◆ GIVEN RECORDS ◆

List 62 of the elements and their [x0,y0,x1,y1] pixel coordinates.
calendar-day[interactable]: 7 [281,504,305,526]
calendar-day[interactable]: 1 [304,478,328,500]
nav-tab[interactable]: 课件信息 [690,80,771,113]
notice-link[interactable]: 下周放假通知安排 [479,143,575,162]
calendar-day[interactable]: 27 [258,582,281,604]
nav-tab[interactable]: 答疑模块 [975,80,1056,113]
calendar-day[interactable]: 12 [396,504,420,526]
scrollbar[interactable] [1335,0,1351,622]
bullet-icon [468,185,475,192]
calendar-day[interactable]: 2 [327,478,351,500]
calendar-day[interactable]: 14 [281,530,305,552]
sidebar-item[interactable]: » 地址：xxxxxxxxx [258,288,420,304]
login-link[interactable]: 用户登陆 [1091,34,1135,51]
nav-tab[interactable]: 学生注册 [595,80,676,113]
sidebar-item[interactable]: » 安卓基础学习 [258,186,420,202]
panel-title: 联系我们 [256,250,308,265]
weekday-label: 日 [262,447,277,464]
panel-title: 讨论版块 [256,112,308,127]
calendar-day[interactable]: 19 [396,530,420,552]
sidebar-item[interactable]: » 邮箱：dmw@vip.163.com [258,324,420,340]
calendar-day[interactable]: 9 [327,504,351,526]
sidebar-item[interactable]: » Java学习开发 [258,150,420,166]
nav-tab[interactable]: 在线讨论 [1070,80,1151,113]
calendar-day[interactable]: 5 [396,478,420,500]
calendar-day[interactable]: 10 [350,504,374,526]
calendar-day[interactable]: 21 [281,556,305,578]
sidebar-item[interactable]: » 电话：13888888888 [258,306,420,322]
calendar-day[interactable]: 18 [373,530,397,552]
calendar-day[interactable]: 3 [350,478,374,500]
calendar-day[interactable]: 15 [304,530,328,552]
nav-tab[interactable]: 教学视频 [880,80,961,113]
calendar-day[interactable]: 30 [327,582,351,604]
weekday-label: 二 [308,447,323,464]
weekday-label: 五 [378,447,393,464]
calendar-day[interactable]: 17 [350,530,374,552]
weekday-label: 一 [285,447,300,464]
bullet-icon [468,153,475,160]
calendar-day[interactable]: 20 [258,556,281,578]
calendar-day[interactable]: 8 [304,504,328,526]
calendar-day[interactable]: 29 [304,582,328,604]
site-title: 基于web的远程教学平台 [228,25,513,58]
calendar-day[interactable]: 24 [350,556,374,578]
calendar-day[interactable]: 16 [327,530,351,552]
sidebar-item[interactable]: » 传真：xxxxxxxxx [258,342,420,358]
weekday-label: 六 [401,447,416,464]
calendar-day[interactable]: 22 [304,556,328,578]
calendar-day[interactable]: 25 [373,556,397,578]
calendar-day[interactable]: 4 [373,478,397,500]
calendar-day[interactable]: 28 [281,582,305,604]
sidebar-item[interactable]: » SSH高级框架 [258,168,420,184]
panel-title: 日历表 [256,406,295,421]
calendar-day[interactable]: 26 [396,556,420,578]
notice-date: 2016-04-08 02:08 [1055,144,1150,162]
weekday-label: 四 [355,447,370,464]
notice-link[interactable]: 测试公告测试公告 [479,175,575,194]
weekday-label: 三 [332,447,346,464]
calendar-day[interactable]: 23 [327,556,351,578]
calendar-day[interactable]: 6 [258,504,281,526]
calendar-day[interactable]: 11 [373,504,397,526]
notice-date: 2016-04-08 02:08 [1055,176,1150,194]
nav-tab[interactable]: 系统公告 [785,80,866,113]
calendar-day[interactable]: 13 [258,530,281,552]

◆ WHAT YOU WILL DO ◆
From the rows above, keep only those that contain the string "item", and copy them out. Match uppercase and lowercase letters exactly.

◆ THE ANSWER ◆
sidebar-item[interactable]: » 地址：xxxxxxxxx [258,288,420,304]
sidebar-item[interactable]: » 安卓基础学习 [258,186,420,202]
sidebar-item[interactable]: » 邮箱：dmw@vip.163.com [258,324,420,340]
sidebar-item[interactable]: » Java学习开发 [258,150,420,166]
sidebar-item[interactable]: » 电话：13888888888 [258,306,420,322]
sidebar-item[interactable]: » 传真：xxxxxxxxx [258,342,420,358]
sidebar-item[interactable]: » SSH高级框架 [258,168,420,184]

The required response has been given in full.